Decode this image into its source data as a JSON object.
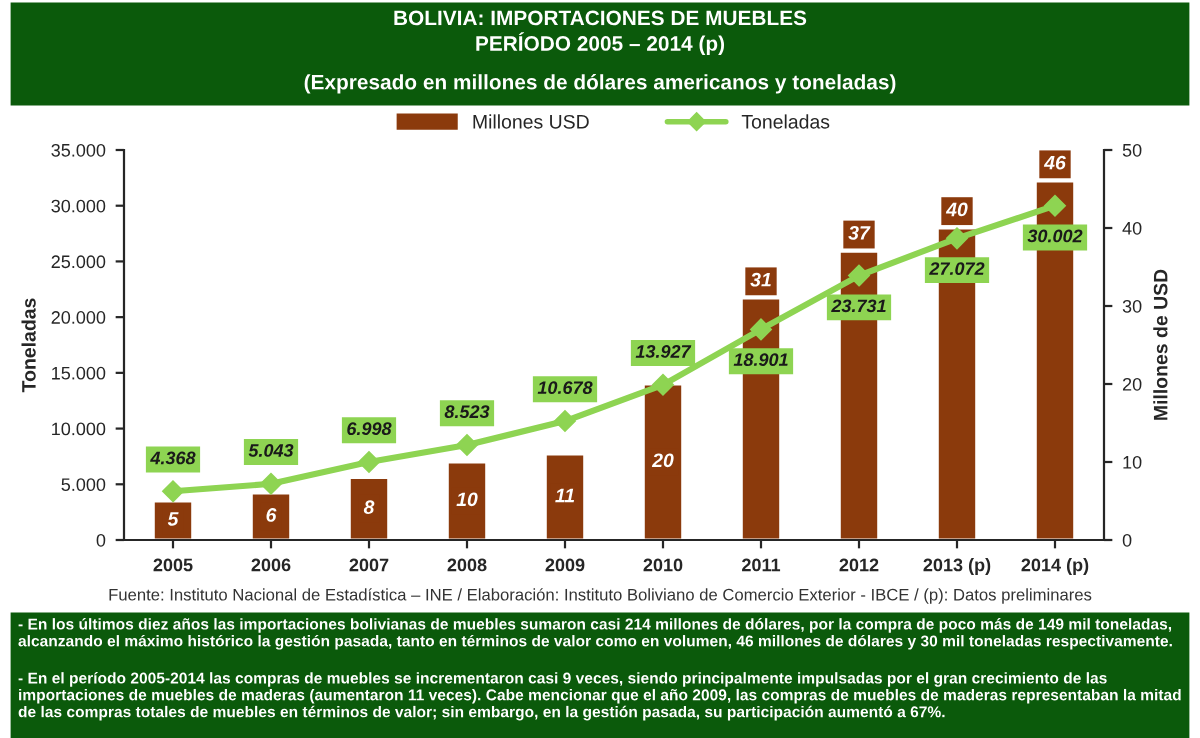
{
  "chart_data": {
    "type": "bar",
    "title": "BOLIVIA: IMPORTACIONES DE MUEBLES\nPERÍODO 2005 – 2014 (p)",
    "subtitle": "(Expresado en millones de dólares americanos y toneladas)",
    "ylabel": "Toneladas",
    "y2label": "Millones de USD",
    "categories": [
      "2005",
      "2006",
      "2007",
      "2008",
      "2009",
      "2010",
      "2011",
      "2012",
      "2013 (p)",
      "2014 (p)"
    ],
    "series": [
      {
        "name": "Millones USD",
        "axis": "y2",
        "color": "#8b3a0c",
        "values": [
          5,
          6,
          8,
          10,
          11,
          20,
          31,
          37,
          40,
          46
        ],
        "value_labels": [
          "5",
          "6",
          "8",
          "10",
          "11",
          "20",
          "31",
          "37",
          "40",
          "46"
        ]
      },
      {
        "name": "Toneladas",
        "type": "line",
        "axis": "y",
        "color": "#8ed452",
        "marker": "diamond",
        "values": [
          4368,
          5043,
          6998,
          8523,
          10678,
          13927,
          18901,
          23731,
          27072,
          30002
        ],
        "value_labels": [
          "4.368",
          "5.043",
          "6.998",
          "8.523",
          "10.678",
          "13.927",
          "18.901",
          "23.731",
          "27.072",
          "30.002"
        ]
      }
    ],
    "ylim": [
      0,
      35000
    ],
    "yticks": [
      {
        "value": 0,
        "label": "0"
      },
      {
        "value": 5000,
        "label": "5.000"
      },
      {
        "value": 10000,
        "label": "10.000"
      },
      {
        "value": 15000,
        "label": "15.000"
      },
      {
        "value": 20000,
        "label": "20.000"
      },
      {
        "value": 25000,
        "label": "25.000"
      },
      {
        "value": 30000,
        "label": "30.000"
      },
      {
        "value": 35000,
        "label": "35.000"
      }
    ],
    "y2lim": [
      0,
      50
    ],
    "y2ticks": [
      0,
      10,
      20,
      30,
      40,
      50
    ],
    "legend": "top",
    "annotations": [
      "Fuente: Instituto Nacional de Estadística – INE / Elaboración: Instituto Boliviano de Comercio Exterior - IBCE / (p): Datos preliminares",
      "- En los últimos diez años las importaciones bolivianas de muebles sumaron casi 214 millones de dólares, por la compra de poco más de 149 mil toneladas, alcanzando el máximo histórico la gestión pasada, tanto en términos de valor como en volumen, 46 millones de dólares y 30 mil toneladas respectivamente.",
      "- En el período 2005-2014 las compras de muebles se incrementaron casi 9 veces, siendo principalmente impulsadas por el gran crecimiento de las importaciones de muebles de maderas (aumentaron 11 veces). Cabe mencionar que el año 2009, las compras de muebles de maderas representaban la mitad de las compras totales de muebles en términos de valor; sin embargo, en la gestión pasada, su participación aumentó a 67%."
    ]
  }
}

◇ ◇ ◇ ◇ ◇ ◇ ◇

WORK TO DO: Pictures stay out; repeat all the rest of the records exactly.

WRITTEN ANSWER:
Decode this image into its source data as a JSON object.
{
  "chart_data": {
    "type": "bar",
    "title": "BOLIVIA: IMPORTACIONES DE MUEBLES\nPERÍODO 2005 – 2014 (p)",
    "subtitle": "(Expresado en millones de dólares americanos y toneladas)",
    "ylabel": "Toneladas",
    "y2label": "Millones de USD",
    "categories": [
      "2005",
      "2006",
      "2007",
      "2008",
      "2009",
      "2010",
      "2011",
      "2012",
      "2013 (p)",
      "2014 (p)"
    ],
    "series": [
      {
        "name": "Millones USD",
        "axis": "y2",
        "color": "#8b3a0c",
        "values": [
          5,
          6,
          8,
          10,
          11,
          20,
          31,
          37,
          40,
          46
        ],
        "value_labels": [
          "5",
          "6",
          "8",
          "10",
          "11",
          "20",
          "31",
          "37",
          "40",
          "46"
        ]
      },
      {
        "name": "Toneladas",
        "type": "line",
        "axis": "y",
        "color": "#8ed452",
        "marker": "diamond",
        "values": [
          4368,
          5043,
          6998,
          8523,
          10678,
          13927,
          18901,
          23731,
          27072,
          30002
        ],
        "value_labels": [
          "4.368",
          "5.043",
          "6.998",
          "8.523",
          "10.678",
          "13.927",
          "18.901",
          "23.731",
          "27.072",
          "30.002"
        ]
      }
    ],
    "ylim": [
      0,
      35000
    ],
    "yticks": [
      {
        "value": 0,
        "label": "0"
      },
      {
        "value": 5000,
        "label": "5.000"
      },
      {
        "value": 10000,
        "label": "10.000"
      },
      {
        "value": 15000,
        "label": "15.000"
      },
      {
        "value": 20000,
        "label": "20.000"
      },
      {
        "value": 25000,
        "label": "25.000"
      },
      {
        "value": 30000,
        "label": "30.000"
      },
      {
        "value": 35000,
        "label": "35.000"
      }
    ],
    "y2lim": [
      0,
      50
    ],
    "y2ticks": [
      0,
      10,
      20,
      30,
      40,
      50
    ],
    "legend": "top",
    "annotations": [
      "Fuente: Instituto Nacional de Estadística – INE / Elaboración: Instituto Boliviano de Comercio Exterior - IBCE / (p): Datos preliminares",
      "- En los últimos diez años las importaciones bolivianas de muebles sumaron casi 214 millones de dólares, por la compra de poco más de 149 mil toneladas, alcanzando el máximo histórico la gestión pasada, tanto en términos de valor como en volumen, 46 millones de dólares y 30 mil toneladas respectivamente.",
      "- En el período 2005-2014 las compras de muebles se incrementaron casi 9 veces, siendo principalmente impulsadas por el gran crecimiento de las importaciones de muebles de maderas (aumentaron 11 veces). Cabe mencionar que el año 2009, las compras de muebles de maderas representaban la mitad de las compras totales de muebles en términos de valor; sin embargo, en la gestión pasada, su participación aumentó a 67%."
    ]
  }
}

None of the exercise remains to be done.